> **STATED PROBLEM**
Copy the entries from the line containing "Where is each" through the line containing "item-label: Gestione Titolari", switching "Modifica" to "Aggiorna" and leaving everything else as it is.
..........
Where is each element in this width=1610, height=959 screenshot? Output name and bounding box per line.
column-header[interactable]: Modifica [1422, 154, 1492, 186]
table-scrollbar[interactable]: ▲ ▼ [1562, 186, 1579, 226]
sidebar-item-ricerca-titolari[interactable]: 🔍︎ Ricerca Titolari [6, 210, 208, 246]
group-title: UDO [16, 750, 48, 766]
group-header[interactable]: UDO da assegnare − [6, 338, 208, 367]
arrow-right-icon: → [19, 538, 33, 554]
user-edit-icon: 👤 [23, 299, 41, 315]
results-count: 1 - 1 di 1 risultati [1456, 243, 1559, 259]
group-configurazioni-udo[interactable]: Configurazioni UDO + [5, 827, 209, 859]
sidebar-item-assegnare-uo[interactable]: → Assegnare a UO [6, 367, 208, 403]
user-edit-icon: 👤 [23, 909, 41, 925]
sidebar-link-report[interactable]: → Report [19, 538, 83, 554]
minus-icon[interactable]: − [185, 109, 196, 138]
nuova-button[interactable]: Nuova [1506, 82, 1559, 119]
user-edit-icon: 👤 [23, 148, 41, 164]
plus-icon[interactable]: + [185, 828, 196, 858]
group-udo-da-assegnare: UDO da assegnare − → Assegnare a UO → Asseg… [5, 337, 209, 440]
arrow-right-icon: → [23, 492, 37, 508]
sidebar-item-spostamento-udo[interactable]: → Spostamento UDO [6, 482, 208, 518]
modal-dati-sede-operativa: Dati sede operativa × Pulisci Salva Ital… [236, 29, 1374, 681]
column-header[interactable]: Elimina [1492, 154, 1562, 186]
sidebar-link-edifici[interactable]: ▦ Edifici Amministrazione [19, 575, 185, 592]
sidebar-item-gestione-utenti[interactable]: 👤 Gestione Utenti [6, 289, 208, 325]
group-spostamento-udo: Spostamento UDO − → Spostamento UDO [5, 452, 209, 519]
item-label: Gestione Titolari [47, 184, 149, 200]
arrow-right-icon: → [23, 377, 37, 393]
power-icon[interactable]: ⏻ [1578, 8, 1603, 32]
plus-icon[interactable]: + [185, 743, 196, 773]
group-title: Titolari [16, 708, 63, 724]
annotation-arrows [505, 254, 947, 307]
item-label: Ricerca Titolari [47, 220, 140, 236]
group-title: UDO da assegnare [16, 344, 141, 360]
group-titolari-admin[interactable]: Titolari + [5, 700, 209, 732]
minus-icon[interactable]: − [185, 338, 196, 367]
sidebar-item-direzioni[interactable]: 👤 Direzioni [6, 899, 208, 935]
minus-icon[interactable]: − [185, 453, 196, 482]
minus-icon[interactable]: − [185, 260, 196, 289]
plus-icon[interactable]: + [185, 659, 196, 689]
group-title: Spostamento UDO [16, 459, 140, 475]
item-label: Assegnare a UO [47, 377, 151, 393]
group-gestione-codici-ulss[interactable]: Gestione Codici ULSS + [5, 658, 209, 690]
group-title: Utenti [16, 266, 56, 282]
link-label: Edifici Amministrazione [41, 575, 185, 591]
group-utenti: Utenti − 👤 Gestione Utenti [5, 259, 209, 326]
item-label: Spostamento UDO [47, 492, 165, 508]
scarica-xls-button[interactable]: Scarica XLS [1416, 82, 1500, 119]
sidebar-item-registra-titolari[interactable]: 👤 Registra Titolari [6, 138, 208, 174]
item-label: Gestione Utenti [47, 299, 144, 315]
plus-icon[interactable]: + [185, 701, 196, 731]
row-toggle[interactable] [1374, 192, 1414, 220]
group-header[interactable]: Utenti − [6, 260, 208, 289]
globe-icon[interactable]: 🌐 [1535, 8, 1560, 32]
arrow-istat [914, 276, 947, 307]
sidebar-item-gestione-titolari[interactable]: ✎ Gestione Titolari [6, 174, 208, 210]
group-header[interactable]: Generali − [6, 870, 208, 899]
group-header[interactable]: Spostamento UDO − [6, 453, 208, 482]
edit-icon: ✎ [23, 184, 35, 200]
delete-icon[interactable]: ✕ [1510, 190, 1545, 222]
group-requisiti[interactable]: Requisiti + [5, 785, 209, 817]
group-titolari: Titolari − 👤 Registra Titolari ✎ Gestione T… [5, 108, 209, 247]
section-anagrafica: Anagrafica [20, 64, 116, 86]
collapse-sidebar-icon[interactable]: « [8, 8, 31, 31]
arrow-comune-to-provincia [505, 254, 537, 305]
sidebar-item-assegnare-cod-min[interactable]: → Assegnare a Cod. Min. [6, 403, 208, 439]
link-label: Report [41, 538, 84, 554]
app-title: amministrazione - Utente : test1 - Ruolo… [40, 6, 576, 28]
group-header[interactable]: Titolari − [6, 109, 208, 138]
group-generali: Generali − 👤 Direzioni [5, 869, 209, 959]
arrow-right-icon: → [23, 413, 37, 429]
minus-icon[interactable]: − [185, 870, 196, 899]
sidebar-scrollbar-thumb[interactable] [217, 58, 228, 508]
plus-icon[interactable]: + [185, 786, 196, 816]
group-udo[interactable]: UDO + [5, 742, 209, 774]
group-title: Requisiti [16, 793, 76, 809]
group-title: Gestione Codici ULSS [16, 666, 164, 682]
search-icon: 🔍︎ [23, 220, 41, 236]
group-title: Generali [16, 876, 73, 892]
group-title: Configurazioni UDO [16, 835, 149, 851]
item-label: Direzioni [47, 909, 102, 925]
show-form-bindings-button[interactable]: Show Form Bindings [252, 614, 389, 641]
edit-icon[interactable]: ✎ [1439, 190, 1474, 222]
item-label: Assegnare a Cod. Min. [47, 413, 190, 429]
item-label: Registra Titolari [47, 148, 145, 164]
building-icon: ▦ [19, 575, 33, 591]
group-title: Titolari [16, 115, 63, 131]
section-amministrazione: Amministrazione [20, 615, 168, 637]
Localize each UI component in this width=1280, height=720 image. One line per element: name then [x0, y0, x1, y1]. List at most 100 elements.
..........
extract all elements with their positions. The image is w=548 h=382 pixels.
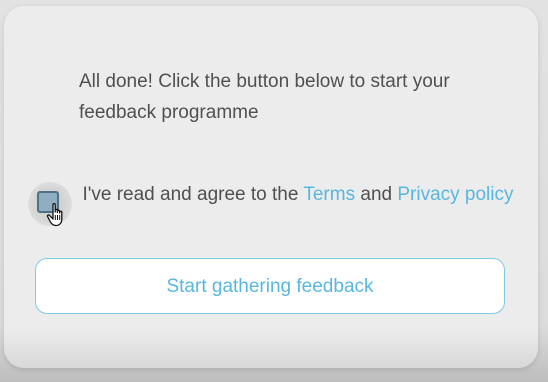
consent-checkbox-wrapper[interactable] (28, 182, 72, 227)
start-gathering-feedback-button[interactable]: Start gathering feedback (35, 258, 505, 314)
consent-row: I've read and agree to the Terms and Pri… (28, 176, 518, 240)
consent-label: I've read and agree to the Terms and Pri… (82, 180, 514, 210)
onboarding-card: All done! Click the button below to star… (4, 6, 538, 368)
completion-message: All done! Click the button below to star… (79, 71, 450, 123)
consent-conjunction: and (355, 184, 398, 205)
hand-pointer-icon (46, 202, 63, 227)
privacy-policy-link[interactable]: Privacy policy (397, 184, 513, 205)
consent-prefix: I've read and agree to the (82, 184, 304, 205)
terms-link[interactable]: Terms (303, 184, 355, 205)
..........
> **REPLY**
Where is each element in this width=1610, height=959 screenshot? Output name and bounding box per line.
column-header[interactable]: Aggiorna [1422, 154, 1492, 186]
table-scrollbar[interactable]: ▲ ▼ [1562, 186, 1579, 226]
sidebar-item-ricerca-titolari[interactable]: 🔍︎ Ricerca Titolari [6, 210, 208, 246]
group-title: UDO [16, 750, 48, 766]
group-header[interactable]: UDO da assegnare − [6, 338, 208, 367]
arrow-right-icon: → [19, 538, 33, 554]
user-edit-icon: 👤 [23, 299, 41, 315]
results-count: 1 - 1 di 1 risultati [1456, 243, 1559, 259]
group-configurazioni-udo[interactable]: Configurazioni UDO + [5, 827, 209, 859]
sidebar-item-assegnare-uo[interactable]: → Assegnare a UO [6, 367, 208, 403]
user-edit-icon: 👤 [23, 909, 41, 925]
sidebar-link-report[interactable]: → Report [19, 538, 83, 554]
minus-icon[interactable]: − [185, 109, 196, 138]
nuova-button[interactable]: Nuova [1506, 82, 1559, 119]
user-edit-icon: 👤 [23, 148, 41, 164]
plus-icon[interactable]: + [185, 828, 196, 858]
group-udo-da-assegnare: UDO da assegnare − → Assegnare a UO → Asseg… [5, 337, 209, 440]
arrow-right-icon: → [23, 492, 37, 508]
sidebar-item-spostamento-udo[interactable]: → Spostamento UDO [6, 482, 208, 518]
modal-dati-sede-operativa: Dati sede operativa × Pulisci Salva Ital… [236, 29, 1374, 681]
column-header[interactable]: Elimina [1492, 154, 1562, 186]
sidebar-link-edifici[interactable]: ▦ Edifici Amministrazione [19, 575, 185, 592]
sidebar-item-gestione-utenti[interactable]: 👤 Gestione Utenti [6, 289, 208, 325]
group-spostamento-udo: Spostamento UDO − → Spostamento UDO [5, 452, 209, 519]
item-label: Gestione Titolari [47, 184, 149, 200]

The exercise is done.